▶ [Reading passage]:
— Begin —

# pyGMs Introduction: Variables and Factors

`pyGMs` is a simple toolkit for working with (usually probabilistic) graphical models, which are high-dimensional functions, for example a probability distribution over many variables, that can be represented as a collection of smaller functions, or "factors", that each involve only a few variables at a time.

In this notebook, we'll go through the `pyGMs` notion of random variables, `gm.Var`, and factors, `gm.Factor`.

First, we load the toolkit:

In [2]:
import numpy as np
import pyGMs as gm
import matplotlib.pyplot as plt

## Variables

Every language or toolkit for reasoning about probabilistic models will contain some mechanism for specifying what are the "random variables" of the system, and uniquely identifying them by a name or ID of some kind.

— End —

▶ [Dataset section]:

— Begin —

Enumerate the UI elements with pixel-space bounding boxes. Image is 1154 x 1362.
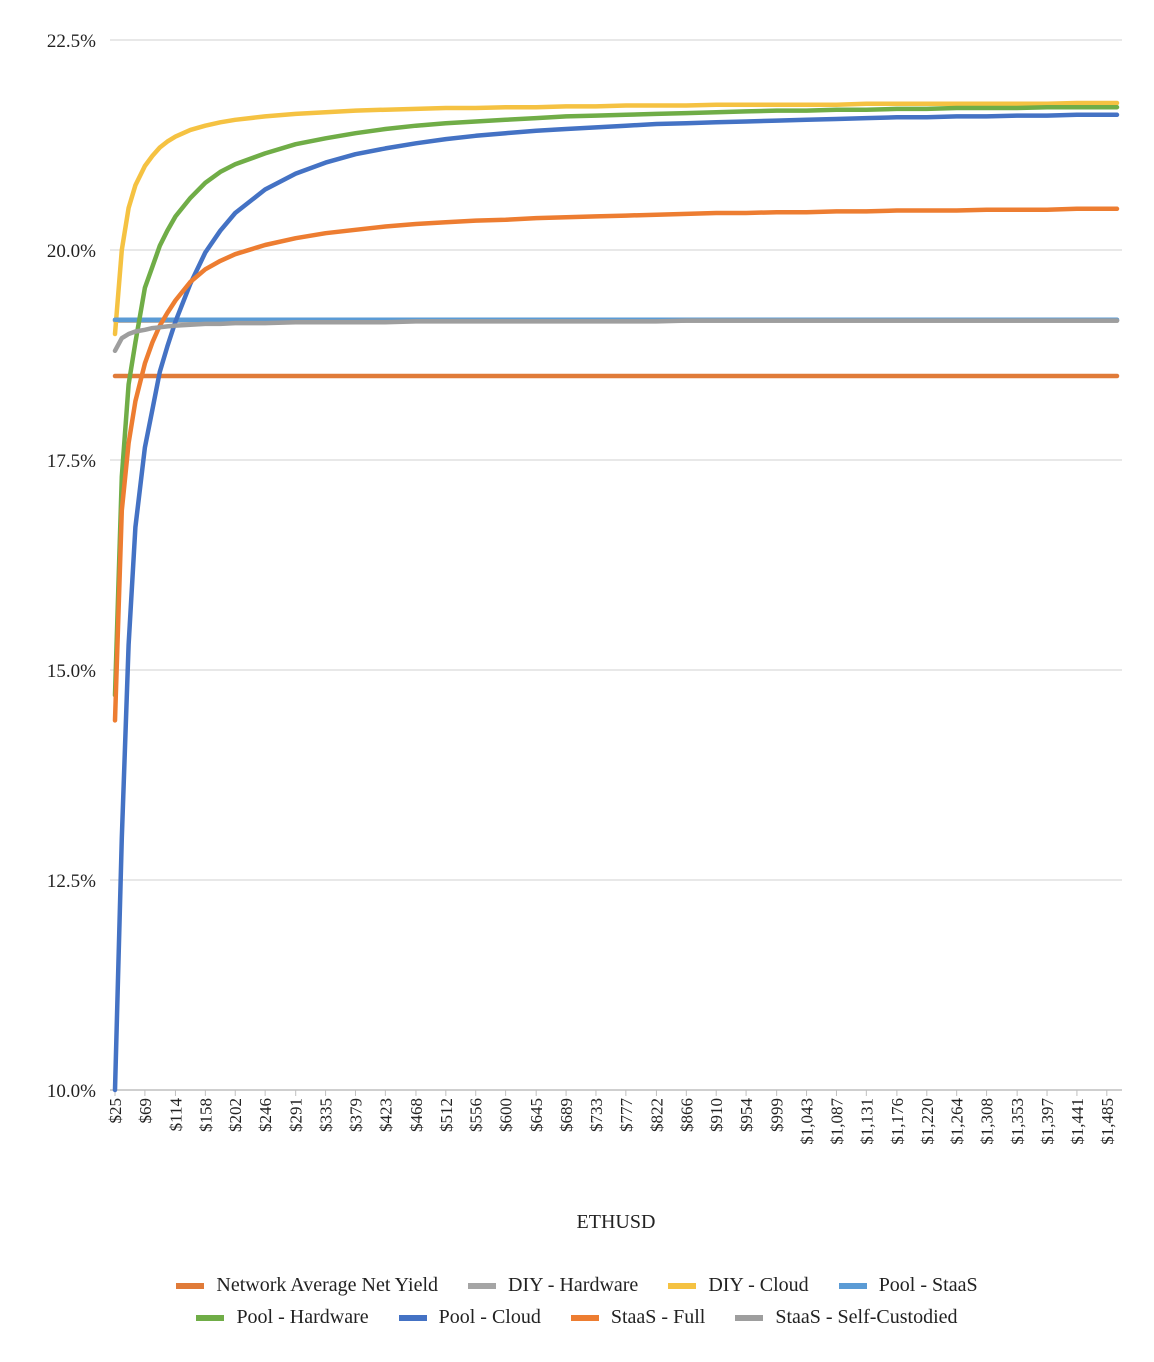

— End —

▶ [Challenge]:
Reproduce the part of the pyGMs introduction starting with "# pyGMs Introduction: Variables" and going on through "variables at a time.".

▶ [Written solution]:
# pyGMs Introduction: Variables and Factors

`pyGMs` is a simple toolkit for working with (usually probabilistic) graphical models, which are high-dimensional functions, for example a probability distribution over many variables, that can be represented as a collection of smaller functions, or "factors", that each involve only a few variables at a time.